> _WHAT NEEDS TO BE DONE_
Set down all of the data exactly as it appears.

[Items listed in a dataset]
——————————

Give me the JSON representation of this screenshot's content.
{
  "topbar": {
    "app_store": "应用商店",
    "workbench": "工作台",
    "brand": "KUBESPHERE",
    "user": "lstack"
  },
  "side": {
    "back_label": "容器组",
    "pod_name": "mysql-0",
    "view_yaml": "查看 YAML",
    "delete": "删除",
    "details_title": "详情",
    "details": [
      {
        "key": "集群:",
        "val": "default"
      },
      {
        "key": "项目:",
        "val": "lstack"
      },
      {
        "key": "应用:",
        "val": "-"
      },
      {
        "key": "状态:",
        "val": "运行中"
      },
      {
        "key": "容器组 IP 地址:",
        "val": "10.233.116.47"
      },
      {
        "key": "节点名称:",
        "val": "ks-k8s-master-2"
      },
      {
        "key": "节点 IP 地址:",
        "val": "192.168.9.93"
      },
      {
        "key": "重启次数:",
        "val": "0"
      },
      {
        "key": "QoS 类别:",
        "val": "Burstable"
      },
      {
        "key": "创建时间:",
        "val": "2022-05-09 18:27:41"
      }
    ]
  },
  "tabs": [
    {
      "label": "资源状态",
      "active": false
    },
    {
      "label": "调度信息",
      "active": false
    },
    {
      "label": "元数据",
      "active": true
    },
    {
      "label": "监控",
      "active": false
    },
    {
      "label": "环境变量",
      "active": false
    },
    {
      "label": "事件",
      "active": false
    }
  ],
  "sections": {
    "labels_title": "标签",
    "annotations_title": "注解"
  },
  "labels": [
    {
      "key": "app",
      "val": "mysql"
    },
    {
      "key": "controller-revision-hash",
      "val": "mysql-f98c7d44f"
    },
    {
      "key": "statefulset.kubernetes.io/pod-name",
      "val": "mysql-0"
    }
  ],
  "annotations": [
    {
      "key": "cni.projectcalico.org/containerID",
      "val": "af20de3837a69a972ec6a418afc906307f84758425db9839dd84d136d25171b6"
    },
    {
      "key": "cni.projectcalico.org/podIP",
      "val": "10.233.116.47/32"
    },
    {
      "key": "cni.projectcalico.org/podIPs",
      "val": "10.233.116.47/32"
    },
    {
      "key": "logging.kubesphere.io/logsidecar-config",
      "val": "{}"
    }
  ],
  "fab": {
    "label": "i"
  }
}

——————————

> _THE RESPONSE_
Give me the JSON representation of this screenshot's content.
{
  "topbar": {
    "app_store": "应用商店",
    "workbench": "工作台",
    "brand": "KUBESPHERE",
    "user": "lstack"
  },
  "side": {
    "back_label": "容器组",
    "pod_name": "mysql-0",
    "view_yaml": "查看 YAML",
    "delete": "删除",
    "details_title": "详情",
    "details": [
      {
        "key": "集群:",
        "val": "default"
      },
      {
        "key": "项目:",
        "val": "lstack"
      },
      {
        "key": "应用:",
        "val": "-"
      },
      {
        "key": "状态:",
        "val": "运行中"
      },
      {
        "key": "容器组 IP 地址:",
        "val": "10.233.116.47"
      },
      {
        "key": "节点名称:",
        "val": "ks-k8s-master-2"
      },
      {
        "key": "节点 IP 地址:",
        "val": "192.168.9.93"
      },
      {
        "key": "重启次数:",
        "val": "0"
      },
      {
        "key": "QoS 类别:",
        "val": "Burstable"
      },
      {
        "key": "创建时间:",
        "val": "2022-05-09 18:27:41"
      }
    ]
  },
  "tabs": [
    {
      "label": "资源状态",
      "active": false
    },
    {
      "label": "调度信息",
      "active": false
    },
    {
      "label": "元数据",
      "active": true
    },
    {
      "label": "监控",
      "active": false
    },
    {
      "label": "环境变量",
      "active": false
    },
    {
      "label": "事件",
      "active": false
    }
  ],
  "sections": {
    "labels_title": "标签",
    "annotations_title": "注解"
  },
  "labels": [
    {
      "key": "app",
      "val": "mysql"
    },
    {
      "key": "controller-revision-hash",
      "val": "mysql-f98c7d44f"
    },
    {
      "key": "statefulset.kubernetes.io/pod-name",
      "val": "mysql-0"
    }
  ],
  "annotations": [
    {
      "key": "cni.projectcalico.org/containerID",
      "val": "af20de3837a69a972ec6a418afc906307f84758425db9839dd84d136d25171b6"
    },
    {
      "key": "cni.projectcalico.org/podIP",
      "val": "10.233.116.47/32"
    },
    {
      "key": "cni.projectcalico.org/podIPs",
      "val": "10.233.116.47/32"
    },
    {
      "key": "logging.kubesphere.io/logsidecar-config",
      "val": "{}"
    }
  ],
  "fab": {
    "label": "i"
  }
}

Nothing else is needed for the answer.